### What to work on
Reproduce the following material exactly, including every line.

### Dataset records
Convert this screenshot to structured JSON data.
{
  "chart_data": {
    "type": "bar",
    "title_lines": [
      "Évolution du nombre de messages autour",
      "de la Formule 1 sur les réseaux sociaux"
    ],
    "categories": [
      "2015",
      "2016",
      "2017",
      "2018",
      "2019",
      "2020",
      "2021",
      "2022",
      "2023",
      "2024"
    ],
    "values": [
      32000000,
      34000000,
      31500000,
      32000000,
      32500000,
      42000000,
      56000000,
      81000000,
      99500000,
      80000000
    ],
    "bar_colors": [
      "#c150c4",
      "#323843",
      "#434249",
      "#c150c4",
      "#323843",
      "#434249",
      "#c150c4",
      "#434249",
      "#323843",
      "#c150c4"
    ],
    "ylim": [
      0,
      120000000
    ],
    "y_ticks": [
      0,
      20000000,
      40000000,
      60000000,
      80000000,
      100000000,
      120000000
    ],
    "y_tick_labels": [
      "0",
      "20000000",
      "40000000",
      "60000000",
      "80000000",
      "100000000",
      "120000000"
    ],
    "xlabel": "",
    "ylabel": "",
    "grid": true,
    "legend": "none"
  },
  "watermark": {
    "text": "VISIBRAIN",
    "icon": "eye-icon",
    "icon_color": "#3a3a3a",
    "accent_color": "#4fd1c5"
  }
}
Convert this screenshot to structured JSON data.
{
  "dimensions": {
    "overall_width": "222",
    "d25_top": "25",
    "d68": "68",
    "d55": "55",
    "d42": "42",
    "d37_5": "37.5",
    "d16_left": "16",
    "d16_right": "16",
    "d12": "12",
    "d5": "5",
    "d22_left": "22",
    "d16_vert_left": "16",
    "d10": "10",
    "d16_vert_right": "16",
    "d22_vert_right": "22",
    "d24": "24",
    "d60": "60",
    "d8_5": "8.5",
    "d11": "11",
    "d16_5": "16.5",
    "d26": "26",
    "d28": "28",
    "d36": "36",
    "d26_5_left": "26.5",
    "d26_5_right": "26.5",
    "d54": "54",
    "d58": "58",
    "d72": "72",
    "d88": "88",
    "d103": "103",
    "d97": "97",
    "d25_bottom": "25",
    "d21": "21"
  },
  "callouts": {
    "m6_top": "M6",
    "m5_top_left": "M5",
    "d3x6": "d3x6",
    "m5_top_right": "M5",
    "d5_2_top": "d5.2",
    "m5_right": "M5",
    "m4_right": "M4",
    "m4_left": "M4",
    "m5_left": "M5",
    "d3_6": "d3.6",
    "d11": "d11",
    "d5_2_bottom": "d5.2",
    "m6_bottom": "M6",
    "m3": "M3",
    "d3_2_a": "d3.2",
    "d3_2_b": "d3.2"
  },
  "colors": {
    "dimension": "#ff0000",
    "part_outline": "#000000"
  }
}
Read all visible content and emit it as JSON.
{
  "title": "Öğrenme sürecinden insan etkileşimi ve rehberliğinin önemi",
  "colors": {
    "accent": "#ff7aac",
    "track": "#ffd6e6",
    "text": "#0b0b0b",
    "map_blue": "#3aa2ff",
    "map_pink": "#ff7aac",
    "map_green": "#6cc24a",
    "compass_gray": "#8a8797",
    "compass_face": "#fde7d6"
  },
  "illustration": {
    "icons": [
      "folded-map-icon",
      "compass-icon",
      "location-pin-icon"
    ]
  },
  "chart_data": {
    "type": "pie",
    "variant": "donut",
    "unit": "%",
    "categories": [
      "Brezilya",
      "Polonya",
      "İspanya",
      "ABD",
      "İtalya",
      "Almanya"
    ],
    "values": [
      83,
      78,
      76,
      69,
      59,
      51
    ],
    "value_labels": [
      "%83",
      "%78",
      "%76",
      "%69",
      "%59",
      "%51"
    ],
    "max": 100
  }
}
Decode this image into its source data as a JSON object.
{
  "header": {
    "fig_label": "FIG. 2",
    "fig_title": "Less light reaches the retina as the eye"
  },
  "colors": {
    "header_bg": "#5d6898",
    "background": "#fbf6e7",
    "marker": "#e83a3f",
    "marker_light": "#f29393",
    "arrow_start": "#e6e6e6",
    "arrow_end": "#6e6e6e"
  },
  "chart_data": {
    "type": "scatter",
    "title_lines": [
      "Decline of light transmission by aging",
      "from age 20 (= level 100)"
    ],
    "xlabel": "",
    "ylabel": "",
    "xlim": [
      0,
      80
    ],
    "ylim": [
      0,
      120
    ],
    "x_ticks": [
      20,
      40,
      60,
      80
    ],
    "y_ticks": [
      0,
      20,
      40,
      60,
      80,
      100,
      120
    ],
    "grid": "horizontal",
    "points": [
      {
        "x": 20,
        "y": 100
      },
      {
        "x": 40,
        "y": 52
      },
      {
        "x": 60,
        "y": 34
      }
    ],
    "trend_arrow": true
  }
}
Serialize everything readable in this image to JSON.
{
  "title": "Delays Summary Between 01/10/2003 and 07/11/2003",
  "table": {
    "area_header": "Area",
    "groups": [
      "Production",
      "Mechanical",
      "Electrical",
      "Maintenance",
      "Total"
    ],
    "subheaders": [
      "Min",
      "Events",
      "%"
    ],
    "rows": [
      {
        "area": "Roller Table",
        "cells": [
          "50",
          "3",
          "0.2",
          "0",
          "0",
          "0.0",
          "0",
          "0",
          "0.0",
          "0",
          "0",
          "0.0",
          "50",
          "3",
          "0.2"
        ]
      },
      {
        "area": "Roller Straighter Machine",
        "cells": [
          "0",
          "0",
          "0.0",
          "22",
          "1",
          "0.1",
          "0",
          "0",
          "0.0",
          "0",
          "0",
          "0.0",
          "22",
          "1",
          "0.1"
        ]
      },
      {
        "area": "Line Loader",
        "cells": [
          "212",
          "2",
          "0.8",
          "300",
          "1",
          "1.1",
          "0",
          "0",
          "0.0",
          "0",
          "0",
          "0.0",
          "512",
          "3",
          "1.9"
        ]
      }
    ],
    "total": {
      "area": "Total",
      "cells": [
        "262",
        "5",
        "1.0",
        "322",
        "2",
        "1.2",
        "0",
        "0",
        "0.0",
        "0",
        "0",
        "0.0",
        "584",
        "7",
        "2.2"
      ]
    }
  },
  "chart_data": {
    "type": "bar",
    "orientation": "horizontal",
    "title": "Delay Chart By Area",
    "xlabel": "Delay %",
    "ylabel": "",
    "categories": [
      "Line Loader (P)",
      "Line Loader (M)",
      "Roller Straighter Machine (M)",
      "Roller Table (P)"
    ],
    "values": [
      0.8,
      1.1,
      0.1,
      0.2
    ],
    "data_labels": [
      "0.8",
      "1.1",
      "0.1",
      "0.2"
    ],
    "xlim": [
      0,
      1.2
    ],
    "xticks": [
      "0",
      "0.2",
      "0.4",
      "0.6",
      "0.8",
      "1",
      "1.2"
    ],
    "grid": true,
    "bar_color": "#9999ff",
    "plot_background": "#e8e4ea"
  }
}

### Correct response
Convert this screenshot to structured JSON data.
{
  "chart_data": {
    "type": "bar",
    "title_lines": [
      "Évolution du nombre de messages autour",
      "de la Formule 1 sur les réseaux sociaux"
    ],
    "categories": [
      "2015",
      "2016",
      "2017",
      "2018",
      "2019",
      "2020",
      "2021",
      "2022",
      "2023",
      "2024"
    ],
    "values": [
      32000000,
      34000000,
      31500000,
      32000000,
      32500000,
      42000000,
      56000000,
      81000000,
      99500000,
      80000000
    ],
    "bar_colors": [
      "#c150c4",
      "#323843",
      "#434249",
      "#c150c4",
      "#323843",
      "#434249",
      "#c150c4",
      "#434249",
      "#323843",
      "#c150c4"
    ],
    "ylim": [
      0,
      120000000
    ],
    "y_ticks": [
      0,
      20000000,
      40000000,
      60000000,
      80000000,
      100000000,
      120000000
    ],
    "y_tick_labels": [
      "0",
      "20000000",
      "40000000",
      "60000000",
      "80000000",
      "100000000",
      "120000000"
    ],
    "xlabel": "",
    "ylabel": "",
    "grid": true,
    "legend": "none"
  },
  "watermark": {
    "text": "VISIBRAIN",
    "icon": "eye-icon",
    "icon_color": "#3a3a3a",
    "accent_color": "#4fd1c5"
  }
}
Convert this screenshot to structured JSON data.
{
  "dimensions": {
    "overall_width": "222",
    "d25_top": "25",
    "d68": "68",
    "d55": "55",
    "d42": "42",
    "d37_5": "37.5",
    "d16_left": "16",
    "d16_right": "16",
    "d12": "12",
    "d5": "5",
    "d22_left": "22",
    "d16_vert_left": "16",
    "d10": "10",
    "d16_vert_right": "16",
    "d22_vert_right": "22",
    "d24": "24",
    "d60": "60",
    "d8_5": "8.5",
    "d11": "11",
    "d16_5": "16.5",
    "d26": "26",
    "d28": "28",
    "d36": "36",
    "d26_5_left": "26.5",
    "d26_5_right": "26.5",
    "d54": "54",
    "d58": "58",
    "d72": "72",
    "d88": "88",
    "d103": "103",
    "d97": "97",
    "d25_bottom": "25",
    "d21": "21"
  },
  "callouts": {
    "m6_top": "M6",
    "m5_top_left": "M5",
    "d3x6": "d3x6",
    "m5_top_right": "M5",
    "d5_2_top": "d5.2",
    "m5_right": "M5",
    "m4_right": "M4",
    "m4_left": "M4",
    "m5_left": "M5",
    "d3_6": "d3.6",
    "d11": "d11",
    "d5_2_bottom": "d5.2",
    "m6_bottom": "M6",
    "m3": "M3",
    "d3_2_a": "d3.2",
    "d3_2_b": "d3.2"
  },
  "colors": {
    "dimension": "#ff0000",
    "part_outline": "#000000"
  }
}
Read all visible content and emit it as JSON.
{
  "title": "Öğrenme sürecinden insan etkileşimi ve rehberliğinin önemi",
  "colors": {
    "accent": "#ff7aac",
    "track": "#ffd6e6",
    "text": "#0b0b0b",
    "map_blue": "#3aa2ff",
    "map_pink": "#ff7aac",
    "map_green": "#6cc24a",
    "compass_gray": "#8a8797",
    "compass_face": "#fde7d6"
  },
  "illustration": {
    "icons": [
      "folded-map-icon",
      "compass-icon",
      "location-pin-icon"
    ]
  },
  "chart_data": {
    "type": "pie",
    "variant": "donut",
    "unit": "%",
    "categories": [
      "Brezilya",
      "Polonya",
      "İspanya",
      "ABD",
      "İtalya",
      "Almanya"
    ],
    "values": [
      83,
      78,
      76,
      69,
      59,
      51
    ],
    "value_labels": [
      "%83",
      "%78",
      "%76",
      "%69",
      "%59",
      "%51"
    ],
    "max": 100
  }
}
Decode this image into its source data as a JSON object.
{
  "header": {
    "fig_label": "FIG. 2",
    "fig_title": "Less light reaches the retina as the eye"
  },
  "colors": {
    "header_bg": "#5d6898",
    "background": "#fbf6e7",
    "marker": "#e83a3f",
    "marker_light": "#f29393",
    "arrow_start": "#e6e6e6",
    "arrow_end": "#6e6e6e"
  },
  "chart_data": {
    "type": "scatter",
    "title_lines": [
      "Decline of light transmission by aging",
      "from age 20 (= level 100)"
    ],
    "xlabel": "",
    "ylabel": "",
    "xlim": [
      0,
      80
    ],
    "ylim": [
      0,
      120
    ],
    "x_ticks": [
      20,
      40,
      60,
      80
    ],
    "y_ticks": [
      0,
      20,
      40,
      60,
      80,
      100,
      120
    ],
    "grid": "horizontal",
    "points": [
      {
        "x": 20,
        "y": 100
      },
      {
        "x": 40,
        "y": 52
      },
      {
        "x": 60,
        "y": 34
      }
    ],
    "trend_arrow": true
  }
}
Serialize everything readable in this image to JSON.
{
  "title": "Delays Summary Between 01/10/2003 and 07/11/2003",
  "table": {
    "area_header": "Area",
    "groups": [
      "Production",
      "Mechanical",
      "Electrical",
      "Maintenance",
      "Total"
    ],
    "subheaders": [
      "Min",
      "Events",
      "%"
    ],
    "rows": [
      {
        "area": "Roller Table",
        "cells": [
          "50",
          "3",
          "0.2",
          "0",
          "0",
          "0.0",
          "0",
          "0",
          "0.0",
          "0",
          "0",
          "0.0",
          "50",
          "3",
          "0.2"
        ]
      },
      {
        "area": "Roller Straighter Machine",
        "cells": [
          "0",
          "0",
          "0.0",
          "22",
          "1",
          "0.1",
          "0",
          "0",
          "0.0",
          "0",
          "0",
          "0.0",
          "22",
          "1",
          "0.1"
        ]
      },
      {
        "area": "Line Loader",
        "cells": [
          "212",
          "2",
          "0.8",
          "300",
          "1",
          "1.1",
          "0",
          "0",
          "0.0",
          "0",
          "0",
          "0.0",
          "512",
          "3",
          "1.9"
        ]
      }
    ],
    "total": {
      "area": "Total",
      "cells": [
        "262",
        "5",
        "1.0",
        "322",
        "2",
        "1.2",
        "0",
        "0",
        "0.0",
        "0",
        "0",
        "0.0",
        "584",
        "7",
        "2.2"
      ]
    }
  },
  "chart_data": {
    "type": "bar",
    "orientation": "horizontal",
    "title": "Delay Chart By Area",
    "xlabel": "Delay %",
    "ylabel": "",
    "categories": [
      "Line Loader (P)",
      "Line Loader (M)",
      "Roller Straighter Machine (M)",
      "Roller Table (P)"
    ],
    "values": [
      0.8,
      1.1,
      0.1,
      0.2
    ],
    "data_labels": [
      "0.8",
      "1.1",
      "0.1",
      "0.2"
    ],
    "xlim": [
      0,
      1.2
    ],
    "xticks": [
      "0",
      "0.2",
      "0.4",
      "0.6",
      "0.8",
      "1",
      "1.2"
    ],
    "grid": true,
    "bar_color": "#9999ff",
    "plot_background": "#e8e4ea"
  }
}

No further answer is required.